### WHAT IS NEEDED
Would you write out the entries below, every one of them, exactly?

* START DATASET CONTENT *

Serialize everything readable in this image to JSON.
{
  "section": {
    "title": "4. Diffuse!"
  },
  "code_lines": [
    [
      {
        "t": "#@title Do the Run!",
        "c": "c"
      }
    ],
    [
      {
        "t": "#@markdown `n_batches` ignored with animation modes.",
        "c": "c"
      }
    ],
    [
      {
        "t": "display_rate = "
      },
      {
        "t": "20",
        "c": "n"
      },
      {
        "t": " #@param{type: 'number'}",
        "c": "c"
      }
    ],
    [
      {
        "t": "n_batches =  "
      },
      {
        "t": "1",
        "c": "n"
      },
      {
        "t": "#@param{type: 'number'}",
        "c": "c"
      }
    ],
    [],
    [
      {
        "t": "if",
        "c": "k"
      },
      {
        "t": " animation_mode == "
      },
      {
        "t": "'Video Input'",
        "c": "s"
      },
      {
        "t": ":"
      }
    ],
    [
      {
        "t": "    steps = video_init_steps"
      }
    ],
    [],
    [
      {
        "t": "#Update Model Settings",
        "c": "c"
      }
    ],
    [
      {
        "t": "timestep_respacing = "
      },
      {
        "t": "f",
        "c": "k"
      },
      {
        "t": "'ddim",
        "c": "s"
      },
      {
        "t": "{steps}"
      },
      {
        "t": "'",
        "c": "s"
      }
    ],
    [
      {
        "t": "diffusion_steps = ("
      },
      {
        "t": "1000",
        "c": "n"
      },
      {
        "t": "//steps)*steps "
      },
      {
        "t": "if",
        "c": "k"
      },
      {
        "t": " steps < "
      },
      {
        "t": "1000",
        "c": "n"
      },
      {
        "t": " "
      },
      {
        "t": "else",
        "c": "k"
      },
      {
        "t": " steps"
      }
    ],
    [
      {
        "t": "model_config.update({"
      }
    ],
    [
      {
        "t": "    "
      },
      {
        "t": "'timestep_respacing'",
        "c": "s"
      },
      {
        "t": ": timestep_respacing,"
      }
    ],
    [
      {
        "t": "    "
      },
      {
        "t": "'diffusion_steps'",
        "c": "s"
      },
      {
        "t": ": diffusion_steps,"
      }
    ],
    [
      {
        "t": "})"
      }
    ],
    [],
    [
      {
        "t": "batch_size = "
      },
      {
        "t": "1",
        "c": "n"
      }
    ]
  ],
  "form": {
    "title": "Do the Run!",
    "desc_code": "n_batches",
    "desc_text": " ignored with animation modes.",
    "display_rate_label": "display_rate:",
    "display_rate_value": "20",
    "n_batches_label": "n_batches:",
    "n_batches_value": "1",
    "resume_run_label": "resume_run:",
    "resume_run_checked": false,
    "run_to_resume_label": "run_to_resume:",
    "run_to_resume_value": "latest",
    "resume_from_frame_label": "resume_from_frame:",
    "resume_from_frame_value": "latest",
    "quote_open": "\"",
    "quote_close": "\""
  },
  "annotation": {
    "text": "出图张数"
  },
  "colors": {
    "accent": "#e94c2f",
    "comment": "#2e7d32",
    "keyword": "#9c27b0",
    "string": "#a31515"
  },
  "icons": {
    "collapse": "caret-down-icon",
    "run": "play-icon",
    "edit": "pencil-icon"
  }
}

* END DATASET CONTENT *

### RESPONSE TO THE EXERCISE
Serialize everything readable in this image to JSON.
{
  "section": {
    "title": "4. Diffuse!"
  },
  "code_lines": [
    [
      {
        "t": "#@title Do the Run!",
        "c": "c"
      }
    ],
    [
      {
        "t": "#@markdown `n_batches` ignored with animation modes.",
        "c": "c"
      }
    ],
    [
      {
        "t": "display_rate = "
      },
      {
        "t": "20",
        "c": "n"
      },
      {
        "t": " #@param{type: 'number'}",
        "c": "c"
      }
    ],
    [
      {
        "t": "n_batches =  "
      },
      {
        "t": "1",
        "c": "n"
      },
      {
        "t": "#@param{type: 'number'}",
        "c": "c"
      }
    ],
    [],
    [
      {
        "t": "if",
        "c": "k"
      },
      {
        "t": " animation_mode == "
      },
      {
        "t": "'Video Input'",
        "c": "s"
      },
      {
        "t": ":"
      }
    ],
    [
      {
        "t": "    steps = video_init_steps"
      }
    ],
    [],
    [
      {
        "t": "#Update Model Settings",
        "c": "c"
      }
    ],
    [
      {
        "t": "timestep_respacing = "
      },
      {
        "t": "f",
        "c": "k"
      },
      {
        "t": "'ddim",
        "c": "s"
      },
      {
        "t": "{steps}"
      },
      {
        "t": "'",
        "c": "s"
      }
    ],
    [
      {
        "t": "diffusion_steps = ("
      },
      {
        "t": "1000",
        "c": "n"
      },
      {
        "t": "//steps)*steps "
      },
      {
        "t": "if",
        "c": "k"
      },
      {
        "t": " steps < "
      },
      {
        "t": "1000",
        "c": "n"
      },
      {
        "t": " "
      },
      {
        "t": "else",
        "c": "k"
      },
      {
        "t": " steps"
      }
    ],
    [
      {
        "t": "model_config.update({"
      }
    ],
    [
      {
        "t": "    "
      },
      {
        "t": "'timestep_respacing'",
        "c": "s"
      },
      {
        "t": ": timestep_respacing,"
      }
    ],
    [
      {
        "t": "    "
      },
      {
        "t": "'diffusion_steps'",
        "c": "s"
      },
      {
        "t": ": diffusion_steps,"
      }
    ],
    [
      {
        "t": "})"
      }
    ],
    [],
    [
      {
        "t": "batch_size = "
      },
      {
        "t": "1",
        "c": "n"
      }
    ]
  ],
  "form": {
    "title": "Do the Run!",
    "desc_code": "n_batches",
    "desc_text": " ignored with animation modes.",
    "display_rate_label": "display_rate:",
    "display_rate_value": "20",
    "n_batches_label": "n_batches:",
    "n_batches_value": "1",
    "resume_run_label": "resume_run:",
    "resume_run_checked": false,
    "run_to_resume_label": "run_to_resume:",
    "run_to_resume_value": "latest",
    "resume_from_frame_label": "resume_from_frame:",
    "resume_from_frame_value": "latest",
    "quote_open": "\"",
    "quote_close": "\""
  },
  "annotation": {
    "text": "出图张数"
  },
  "colors": {
    "accent": "#e94c2f",
    "comment": "#2e7d32",
    "keyword": "#9c27b0",
    "string": "#a31515"
  },
  "icons": {
    "collapse": "caret-down-icon",
    "run": "play-icon",
    "edit": "pencil-icon"
  }
}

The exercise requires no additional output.